There are more than 40 CENTRIXS networks and communities of interest (COIs) in which the 28 NATO members and some 80 other countries participate. The best-known CENTRIXS networks are:


CENTRIXS Four Eyes (CFE or X-Net)
- Classification level: TOP SECRET//ACGU
- Address format: http://subdomains.domain.xnet.mnf
- Access: US, UK, CAN, AUS military users
- Controlled by: DIA
- Purpose: Operational coordination through sharing and exchange of intelligence products
- Applications: Various services


CENTRIXS-ISAF (CX-I)
- Classification level: TOP SECRET//ISAF
- Access: ca. 50 coalition partners
- Controlled by: ?
- Purpose: Sharing critical battlefield information; US component of the Afghan Mission Network (AMN).
- Computer applications: Web services, instant messaging, Common Operational Picture (COP), etc.
- Voice over IP


CENTRIXS-M (Maritime)
- Classification level: TOP SECRET ?

> **WHAT TO WORK ON**:
(a) According to the passage on CENTRIXS networks, which agency controls CENTRIXS Four Eyes?
(b) Write out the stretch of the passage on CENTRIXS networks from "There are more" through "CENTRIXS-ISAF (CX-I)".
(c) Continue the passage on CENTRIXS networks from the point where it stops.
The material after this point is separate from the passage on CENTRIXS networks.

> **AVAILABLE DATA**:
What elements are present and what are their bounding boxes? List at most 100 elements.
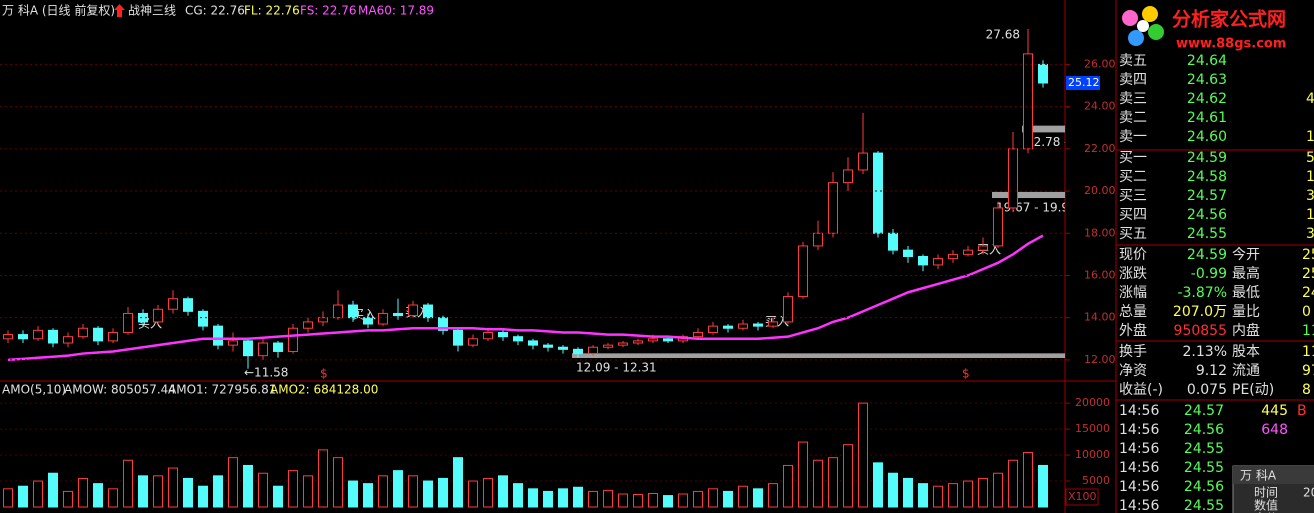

> **TASK-BY-TASK RESULTS**:
(a) The DIA controls CENTRIXS Four Eyes.

(b)
There are more than 40 CENTRIXS networks and communities of interest (COIs) in which the 28 NATO members and some 80 other countries participate. The best-known CENTRIXS networks are:


CENTRIXS Four Eyes (CFE or X-Net)
- Classification level: TOP SECRET//ACGU
- Address format: http://subdomains.domain.xnet.mnf
- Access: US, UK, CAN, AUS military users
- Controlled by: DIA
- Purpose: Operational coordination through sharing and exchange of intelligence products
- Applications: Various services


CENTRIXS-ISAF (CX-I)

(c)
- Purpose: Supporting multinational information exchange among the ships of coalition partners of the US Navy to provide access to critical, time-sensitive planning and support data necessary to carry out the mission
- Computer applications: E-mail, Chat messaging, Webpages, etc.



Report from the Afghanistan Regional Command Southwest (RC(SW))
with a SIPRNet and a CENTRIXS e-mail address and webpage
(Full document in pdf format - Click to enlarge)


Some other CENTRIXS networks are:

CENTRIXS-GCTF
- Address format: http://subdomains.domain.gctf.cmil.mil
- For the ca. 80 Troop Contributing Nations of the Global Counter-Terrorism Force (GCTF)

CENTRIXS-CMFC
- For the Combined Maritime Forces, Central Command (CMFC)

CENTRIXS-CMFP
- For the Combined Maritime Forces, Pacific (CMFP)

CENTRIXS-J
- For the United States and Japan

CENTRIXS-K
- For the United States and South-Korea



Links and Sources
- KMI Media Group: Everything Over Internet Protocol (2009)
- US National Intelligence: A Consumer's Guide (pdf) (2009)
- Paper about How to Use FASTLANEs to Protect IP Networks (pdf) (2006)

6 comments:

Anonymous said...

PK: Wow! Thanks for this. This is new information for me. It provides information review on how some corporations can use multiple encryption units. Best regards.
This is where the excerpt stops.